▸ Extracted data entries:
--- BEGIN ---

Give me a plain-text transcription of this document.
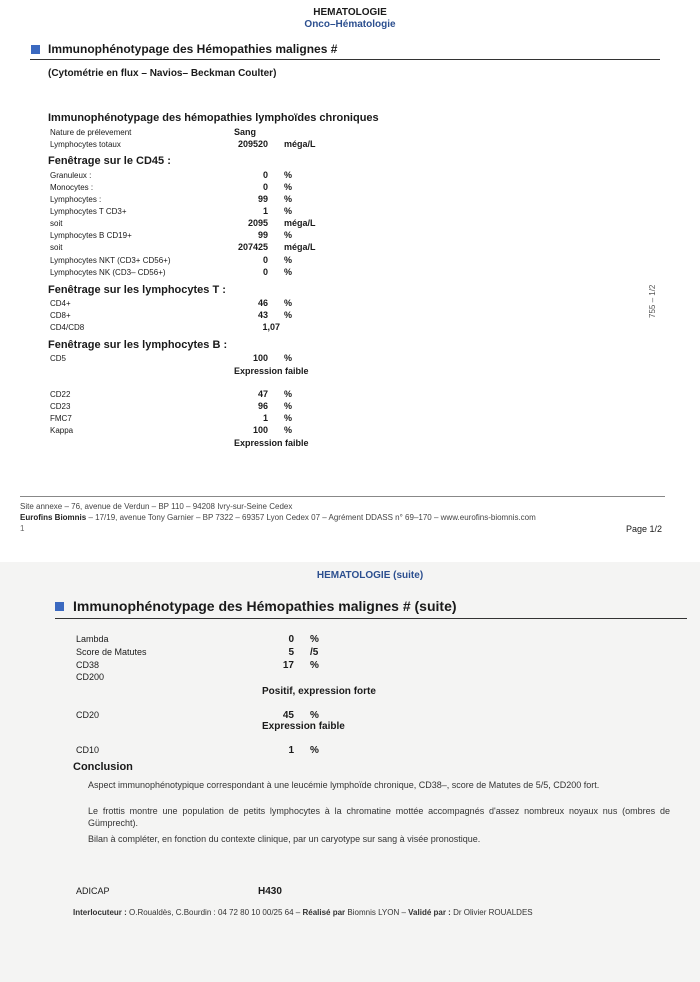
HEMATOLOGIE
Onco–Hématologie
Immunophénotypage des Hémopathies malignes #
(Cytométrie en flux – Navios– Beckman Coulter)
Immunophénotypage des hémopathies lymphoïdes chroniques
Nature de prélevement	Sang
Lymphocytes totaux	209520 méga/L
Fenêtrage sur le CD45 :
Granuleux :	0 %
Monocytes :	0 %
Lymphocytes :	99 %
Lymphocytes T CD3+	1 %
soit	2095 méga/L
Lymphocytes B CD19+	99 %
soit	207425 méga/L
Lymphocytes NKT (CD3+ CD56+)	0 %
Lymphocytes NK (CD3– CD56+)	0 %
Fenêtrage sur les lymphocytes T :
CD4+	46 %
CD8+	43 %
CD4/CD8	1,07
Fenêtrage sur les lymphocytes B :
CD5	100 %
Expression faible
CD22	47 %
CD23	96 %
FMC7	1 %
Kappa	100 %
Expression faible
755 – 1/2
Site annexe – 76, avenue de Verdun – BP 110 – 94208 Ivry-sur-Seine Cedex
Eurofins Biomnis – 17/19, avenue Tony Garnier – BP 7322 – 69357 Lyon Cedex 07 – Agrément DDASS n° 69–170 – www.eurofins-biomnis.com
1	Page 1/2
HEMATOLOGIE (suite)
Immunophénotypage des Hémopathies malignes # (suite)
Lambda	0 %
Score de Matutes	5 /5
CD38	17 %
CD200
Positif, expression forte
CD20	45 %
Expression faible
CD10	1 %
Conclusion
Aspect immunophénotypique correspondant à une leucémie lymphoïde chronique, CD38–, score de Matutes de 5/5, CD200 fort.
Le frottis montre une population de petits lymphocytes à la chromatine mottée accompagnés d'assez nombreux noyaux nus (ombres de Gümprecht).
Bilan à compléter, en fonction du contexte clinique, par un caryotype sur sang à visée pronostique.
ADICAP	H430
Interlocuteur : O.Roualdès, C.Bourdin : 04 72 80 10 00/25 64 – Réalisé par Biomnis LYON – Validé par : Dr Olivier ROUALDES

--- END ---

Copy out all the records exactly, excluding pictures.

▸ SOLUTION FOR THIS TASK:
Give me a plain-text transcription of this document.
HEMATOLOGIE
Onco–Hématologie
Immunophénotypage des Hémopathies malignes #
(Cytométrie en flux – Navios– Beckman Coulter)
Immunophénotypage des hémopathies lymphoïdes chroniques
Nature de prélevement	Sang
Lymphocytes totaux	209520 méga/L
Fenêtrage sur le CD45 :
Granuleux :	0 %
Monocytes :	0 %
Lymphocytes :	99 %
Lymphocytes T CD3+	1 %
soit	2095 méga/L
Lymphocytes B CD19+	99 %
soit	207425 méga/L
Lymphocytes NKT (CD3+ CD56+)	0 %
Lymphocytes NK (CD3– CD56+)	0 %
Fenêtrage sur les lymphocytes T :
CD4+	46 %
CD8+	43 %
CD4/CD8	1,07
Fenêtrage sur les lymphocytes B :
CD5	100 %
Expression faible
CD22	47 %
CD23	96 %
FMC7	1 %
Kappa	100 %
Expression faible
755 – 1/2
Site annexe – 76, avenue de Verdun – BP 110 – 94208 Ivry-sur-Seine Cedex
Eurofins Biomnis – 17/19, avenue Tony Garnier – BP 7322 – 69357 Lyon Cedex 07 – Agrément DDASS n° 69–170 – www.eurofins-biomnis.com
1	Page 1/2
HEMATOLOGIE (suite)
Immunophénotypage des Hémopathies malignes # (suite)
Lambda	0 %
Score de Matutes	5 /5
CD38	17 %
CD200
Positif, expression forte
CD20	45 %
Expression faible
CD10	1 %
Conclusion
Aspect immunophénotypique correspondant à une leucémie lymphoïde chronique, CD38–, score de Matutes de 5/5, CD200 fort.
Le frottis montre une population de petits lymphocytes à la chromatine mottée accompagnés d'assez nombreux noyaux nus (ombres de Gümprecht).
Bilan à compléter, en fonction du contexte clinique, par un caryotype sur sang à visée pronostique.
ADICAP	H430
Interlocuteur : O.Roualdès, C.Bourdin : 04 72 80 10 00/25 64 – Réalisé par Biomnis LYON – Validé par : Dr Olivier ROUALDES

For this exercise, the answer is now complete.